TEXT PROVIDED:
==*==
# Refrigerator drying morels



## wiscoshroomin (Apr 29, 2014)

I accidently refrigerator dried a few morels, when I forgot them in the fridge last year. I tossed them, with some leeks, into some beaten eggs and milk, gave it a minute, scrambled them up. Wow, they were great.
After looking into it I found a tutorial somewhere describing this process. It described putting the mushrooms in paper bags and leaving them in the fridge. You mix the mushrooms around often, I believe daily, and leave them until they dry. You can leave them in the refrigerator indefinitely or move them into dry storage elsewhere. Anyone do this, or have any good pointers for easy long term storage? Should I just dry them on trays sitting out? Any pointers appreciated.
Its almost time, get your muck boots ready!!


----------



## offdagrid (May 21, 2013)

The best way I have found to preserve morels for long term storage is to completely dry them. Lay them on an old window screen and dry them in the sun with a light breeze on them. They don't have to be in the sun... you can dry them in your house or the garage with a fan on them too. I flip them a few times and when they're completely dry vacuum seal them under low pressure so you don't break em up... they will last for years! That is the best way I have found to preserve them. When you want some, take them out of the freezer, throw em in s bow of water and rehydrate them before cooking. The water makes a great broth too for a gravy or marinate base.


----------



## wiscoshroomin (Apr 29, 2014)

Thank you Offdagrid for your advice, exactly what I was looking for.


----------



## joebass (May 27, 2013)

Any one tried putting them in a dehydrator? If so for how long? I know if you leave them in there for the time recommended in my book that came with the dehydrator. They will get rely small.


----------



## shroomtrooper (May 12, 2013)

I did both last year. I fan dried some then I bought a dehydrator and dried some. I re hydrated some out of both and it seemed the fan dried ones tasted better than the dehydrator ones for frying up in butter and eating. maybe the heat from the dehydrator a little too much. Now if your making a cream sauce wow the dehydrator ones where awesome, that's all I had left couldn't compare to fan dried ones, but dehydrated ones awesome for making cream sauce. I also took some fresh ones and put them in a bag and filled with water like I do with my fish fillets. Takes a lot more space, have not thawed theme out yet.. Also maybe I went too long in the dehydrator if that's possible.
==*==
MATERIAL:
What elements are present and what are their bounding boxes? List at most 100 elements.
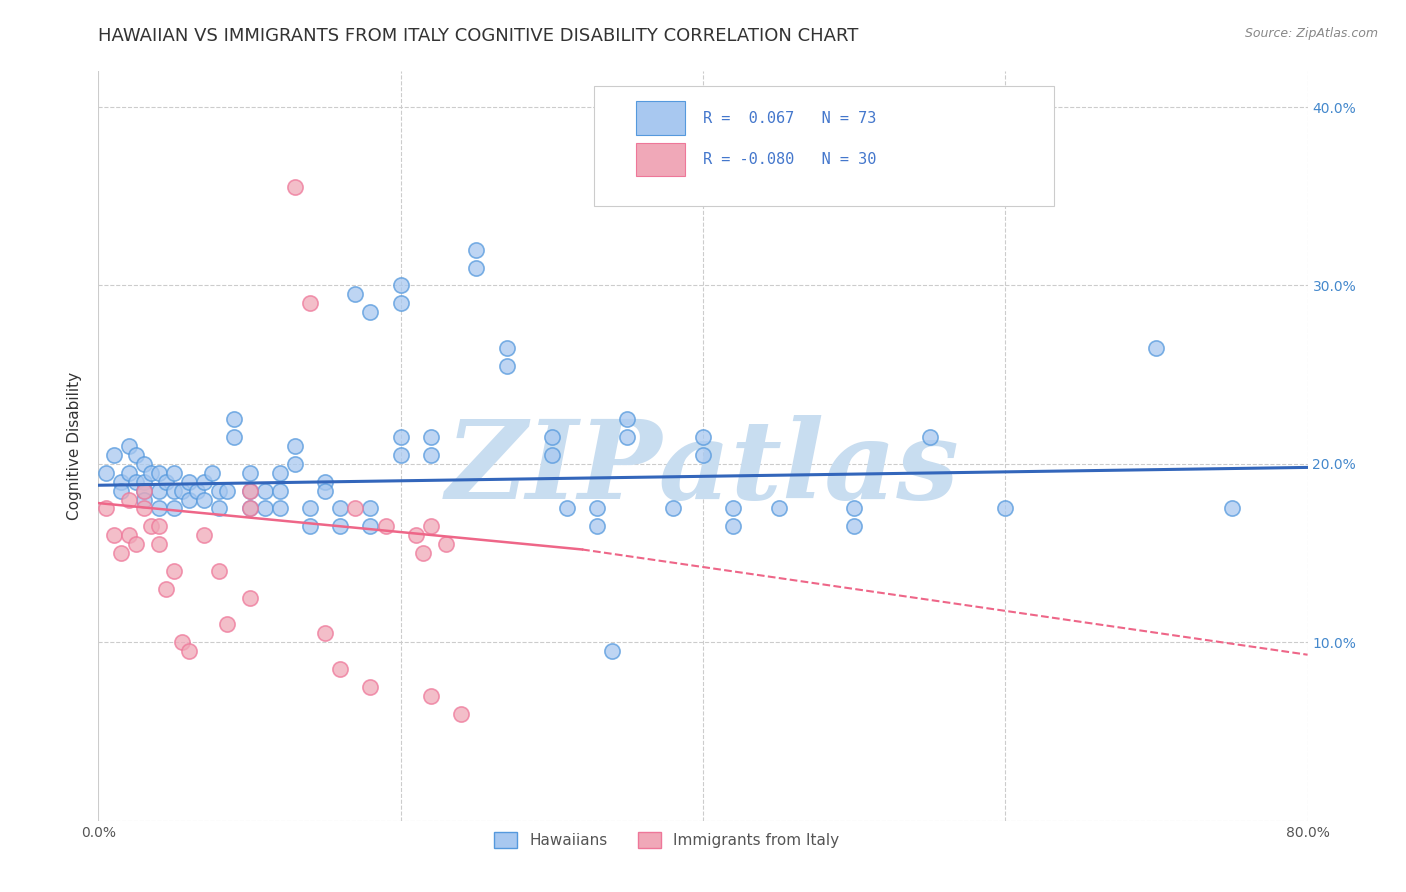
==*==
TASK TO CARRY OUT: Repeat word for word the passage of the morel-drying thread that begins with the words containing "## offdagrid (May" and ends with "or marinate base.". You can set the listing aside; it plays no part here.

REPLY TO THE EXERCISE:
## offdagrid (May 21, 2013)

The best way I have found to preserve morels for long term storage is to completely dry them. Lay them on an old window screen and dry them in the sun with a light breeze on them. They don't have to be in the sun... you can dry them in your house or the garage with a fan on them too. I flip them a few times and when they're completely dry vacuum seal them under low pressure so you don't break em up... they will last for years! That is the best way I have found to preserve them. When you want some, take them out of the freezer, throw em in s bow of water and rehydrate them before cooking. The water makes a great broth too for a gravy or marinate base.